**Goal of the exercise**
Return each of the following lines verbatim, with no alteration.

begin

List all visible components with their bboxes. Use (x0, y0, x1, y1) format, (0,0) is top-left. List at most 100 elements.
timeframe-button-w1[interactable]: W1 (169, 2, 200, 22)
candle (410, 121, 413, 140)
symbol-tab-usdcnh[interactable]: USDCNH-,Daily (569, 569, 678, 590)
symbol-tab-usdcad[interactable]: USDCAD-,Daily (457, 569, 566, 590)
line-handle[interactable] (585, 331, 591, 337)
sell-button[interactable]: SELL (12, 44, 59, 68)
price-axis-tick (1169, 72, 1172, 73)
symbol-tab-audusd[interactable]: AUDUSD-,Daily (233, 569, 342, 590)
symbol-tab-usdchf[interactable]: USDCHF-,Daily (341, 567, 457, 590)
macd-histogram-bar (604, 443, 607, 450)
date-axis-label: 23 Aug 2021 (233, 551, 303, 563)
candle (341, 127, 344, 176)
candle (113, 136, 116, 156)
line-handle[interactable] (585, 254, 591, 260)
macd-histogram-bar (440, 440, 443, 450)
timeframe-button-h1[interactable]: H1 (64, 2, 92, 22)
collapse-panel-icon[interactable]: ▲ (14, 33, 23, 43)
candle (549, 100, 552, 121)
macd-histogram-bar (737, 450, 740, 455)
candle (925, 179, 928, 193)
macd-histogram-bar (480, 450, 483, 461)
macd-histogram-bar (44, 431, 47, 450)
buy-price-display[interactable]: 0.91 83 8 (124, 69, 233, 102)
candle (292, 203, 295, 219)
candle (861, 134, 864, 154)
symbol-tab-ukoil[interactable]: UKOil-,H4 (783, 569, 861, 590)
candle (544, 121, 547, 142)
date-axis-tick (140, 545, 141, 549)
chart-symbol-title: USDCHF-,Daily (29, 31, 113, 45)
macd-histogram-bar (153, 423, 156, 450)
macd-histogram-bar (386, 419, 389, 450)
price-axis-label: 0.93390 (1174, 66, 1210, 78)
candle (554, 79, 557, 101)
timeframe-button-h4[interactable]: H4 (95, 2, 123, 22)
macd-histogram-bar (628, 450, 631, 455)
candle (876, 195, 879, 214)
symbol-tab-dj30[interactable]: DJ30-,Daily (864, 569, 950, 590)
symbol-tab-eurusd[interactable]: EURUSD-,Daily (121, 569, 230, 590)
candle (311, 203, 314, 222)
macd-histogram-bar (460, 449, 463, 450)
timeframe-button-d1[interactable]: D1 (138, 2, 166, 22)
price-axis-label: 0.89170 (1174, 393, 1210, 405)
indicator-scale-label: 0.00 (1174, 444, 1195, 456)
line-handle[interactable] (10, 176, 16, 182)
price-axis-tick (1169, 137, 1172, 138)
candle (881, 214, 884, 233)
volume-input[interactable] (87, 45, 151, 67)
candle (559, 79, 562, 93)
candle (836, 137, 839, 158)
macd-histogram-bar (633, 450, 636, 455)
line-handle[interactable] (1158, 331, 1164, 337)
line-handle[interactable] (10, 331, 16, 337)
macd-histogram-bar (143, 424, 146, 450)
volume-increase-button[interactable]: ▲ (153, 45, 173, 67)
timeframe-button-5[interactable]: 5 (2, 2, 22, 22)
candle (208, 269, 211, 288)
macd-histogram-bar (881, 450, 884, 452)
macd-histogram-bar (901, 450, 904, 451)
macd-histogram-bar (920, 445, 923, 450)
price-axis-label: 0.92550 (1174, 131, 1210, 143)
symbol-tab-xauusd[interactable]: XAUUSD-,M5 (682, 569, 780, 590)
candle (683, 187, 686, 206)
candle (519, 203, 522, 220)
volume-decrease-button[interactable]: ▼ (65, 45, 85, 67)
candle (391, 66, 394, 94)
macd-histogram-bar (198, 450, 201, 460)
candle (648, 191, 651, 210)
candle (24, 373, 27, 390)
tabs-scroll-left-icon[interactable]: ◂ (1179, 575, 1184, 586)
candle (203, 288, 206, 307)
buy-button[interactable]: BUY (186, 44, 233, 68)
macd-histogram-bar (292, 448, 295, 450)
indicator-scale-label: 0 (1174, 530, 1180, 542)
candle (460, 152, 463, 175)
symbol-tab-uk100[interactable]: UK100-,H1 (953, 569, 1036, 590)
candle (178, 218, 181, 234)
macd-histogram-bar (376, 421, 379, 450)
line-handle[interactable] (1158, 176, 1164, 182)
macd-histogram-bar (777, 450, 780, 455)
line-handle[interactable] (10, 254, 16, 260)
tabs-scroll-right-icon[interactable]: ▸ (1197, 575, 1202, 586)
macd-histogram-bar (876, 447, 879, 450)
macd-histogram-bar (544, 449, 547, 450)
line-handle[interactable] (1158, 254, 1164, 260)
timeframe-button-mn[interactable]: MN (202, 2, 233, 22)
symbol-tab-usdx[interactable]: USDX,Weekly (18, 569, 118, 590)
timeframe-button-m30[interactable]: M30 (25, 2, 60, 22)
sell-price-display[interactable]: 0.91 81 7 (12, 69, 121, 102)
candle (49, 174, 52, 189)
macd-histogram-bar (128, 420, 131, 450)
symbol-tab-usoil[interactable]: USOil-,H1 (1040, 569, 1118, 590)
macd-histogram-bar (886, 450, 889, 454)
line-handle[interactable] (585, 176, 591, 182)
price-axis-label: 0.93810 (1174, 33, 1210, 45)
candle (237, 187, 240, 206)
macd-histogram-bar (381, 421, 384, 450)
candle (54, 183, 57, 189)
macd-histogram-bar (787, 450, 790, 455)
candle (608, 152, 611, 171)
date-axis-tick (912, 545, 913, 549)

end

**Answer below**
List all visible components with their bboxes. Use (x0, y0, x1, y1) format, (0,0) is top-left. List at most 100 elements.
timeframe-button-w1[interactable]: W1 (169, 2, 200, 22)
candle (410, 121, 413, 140)
symbol-tab-usdcnh[interactable]: USDCNH-,Daily (569, 569, 678, 590)
symbol-tab-usdcad[interactable]: USDCAD-,Daily (457, 569, 566, 590)
line-handle[interactable] (585, 331, 591, 337)
sell-button[interactable]: SELL (12, 44, 59, 68)
price-axis-tick (1169, 72, 1172, 73)
symbol-tab-audusd[interactable]: AUDUSD-,Daily (233, 569, 342, 590)
symbol-tab-usdchf[interactable]: USDCHF-,Daily (341, 567, 457, 590)
macd-histogram-bar (604, 443, 607, 450)
date-axis-label: 23 Aug 2021 (233, 551, 303, 563)
candle (341, 127, 344, 176)
candle (113, 136, 116, 156)
line-handle[interactable] (585, 254, 591, 260)
macd-histogram-bar (440, 440, 443, 450)
timeframe-button-h1[interactable]: H1 (64, 2, 92, 22)
collapse-panel-icon[interactable]: ▲ (14, 33, 23, 43)
candle (549, 100, 552, 121)
macd-histogram-bar (737, 450, 740, 455)
candle (925, 179, 928, 193)
macd-histogram-bar (480, 450, 483, 461)
macd-histogram-bar (44, 431, 47, 450)
buy-price-display[interactable]: 0.91 83 8 (124, 69, 233, 102)
candle (292, 203, 295, 219)
candle (861, 134, 864, 154)
symbol-tab-ukoil[interactable]: UKOil-,H4 (783, 569, 861, 590)
candle (544, 121, 547, 142)
date-axis-tick (140, 545, 141, 549)
chart-symbol-title: USDCHF-,Daily (29, 31, 113, 45)
macd-histogram-bar (153, 423, 156, 450)
macd-histogram-bar (386, 419, 389, 450)
price-axis-label: 0.93390 (1174, 66, 1210, 78)
candle (554, 79, 557, 101)
timeframe-button-h4[interactable]: H4 (95, 2, 123, 22)
macd-histogram-bar (628, 450, 631, 455)
candle (876, 195, 879, 214)
symbol-tab-dj30[interactable]: DJ30-,Daily (864, 569, 950, 590)
symbol-tab-eurusd[interactable]: EURUSD-,Daily (121, 569, 230, 590)
candle (311, 203, 314, 222)
macd-histogram-bar (460, 449, 463, 450)
timeframe-button-d1[interactable]: D1 (138, 2, 166, 22)
price-axis-label: 0.89170 (1174, 393, 1210, 405)
indicator-scale-label: 0.00 (1174, 444, 1195, 456)
line-handle[interactable] (10, 176, 16, 182)
price-axis-tick (1169, 137, 1172, 138)
candle (881, 214, 884, 233)
volume-input[interactable] (87, 45, 151, 67)
candle (559, 79, 562, 93)
candle (836, 137, 839, 158)
macd-histogram-bar (633, 450, 636, 455)
line-handle[interactable] (1158, 331, 1164, 337)
line-handle[interactable] (10, 331, 16, 337)
macd-histogram-bar (143, 424, 146, 450)
volume-increase-button[interactable]: ▲ (153, 45, 173, 67)
timeframe-button-5[interactable]: 5 (2, 2, 22, 22)
candle (208, 269, 211, 288)
macd-histogram-bar (881, 450, 884, 452)
macd-histogram-bar (901, 450, 904, 451)
macd-histogram-bar (920, 445, 923, 450)
price-axis-label: 0.92550 (1174, 131, 1210, 143)
symbol-tab-xauusd[interactable]: XAUUSD-,M5 (682, 569, 780, 590)
candle (683, 187, 686, 206)
candle (519, 203, 522, 220)
volume-decrease-button[interactable]: ▼ (65, 45, 85, 67)
candle (391, 66, 394, 94)
macd-histogram-bar (198, 450, 201, 460)
candle (648, 191, 651, 210)
candle (24, 373, 27, 390)
tabs-scroll-left-icon[interactable]: ◂ (1179, 575, 1184, 586)
candle (203, 288, 206, 307)
buy-button[interactable]: BUY (186, 44, 233, 68)
macd-histogram-bar (292, 448, 295, 450)
indicator-scale-label: 0 (1174, 530, 1180, 542)
candle (460, 152, 463, 175)
symbol-tab-uk100[interactable]: UK100-,H1 (953, 569, 1036, 590)
candle (178, 218, 181, 234)
macd-histogram-bar (376, 421, 379, 450)
line-handle[interactable] (1158, 176, 1164, 182)
macd-histogram-bar (777, 450, 780, 455)
line-handle[interactable] (10, 254, 16, 260)
tabs-scroll-right-icon[interactable]: ▸ (1197, 575, 1202, 586)
macd-histogram-bar (876, 447, 879, 450)
macd-histogram-bar (544, 449, 547, 450)
line-handle[interactable] (1158, 254, 1164, 260)
timeframe-button-mn[interactable]: MN (202, 2, 233, 22)
symbol-tab-usdx[interactable]: USDX,Weekly (18, 569, 118, 590)
timeframe-button-m30[interactable]: M30 (25, 2, 60, 22)
sell-price-display[interactable]: 0.91 81 7 (12, 69, 121, 102)
candle (49, 174, 52, 189)
macd-histogram-bar (128, 420, 131, 450)
symbol-tab-usoil[interactable]: USOil-,H1 (1040, 569, 1118, 590)
macd-histogram-bar (886, 450, 889, 454)
line-handle[interactable] (585, 176, 591, 182)
price-axis-label: 0.93810 (1174, 33, 1210, 45)
candle (237, 187, 240, 206)
macd-histogram-bar (381, 421, 384, 450)
candle (54, 183, 57, 189)
macd-histogram-bar (787, 450, 790, 455)
candle (608, 152, 611, 171)
date-axis-tick (912, 545, 913, 549)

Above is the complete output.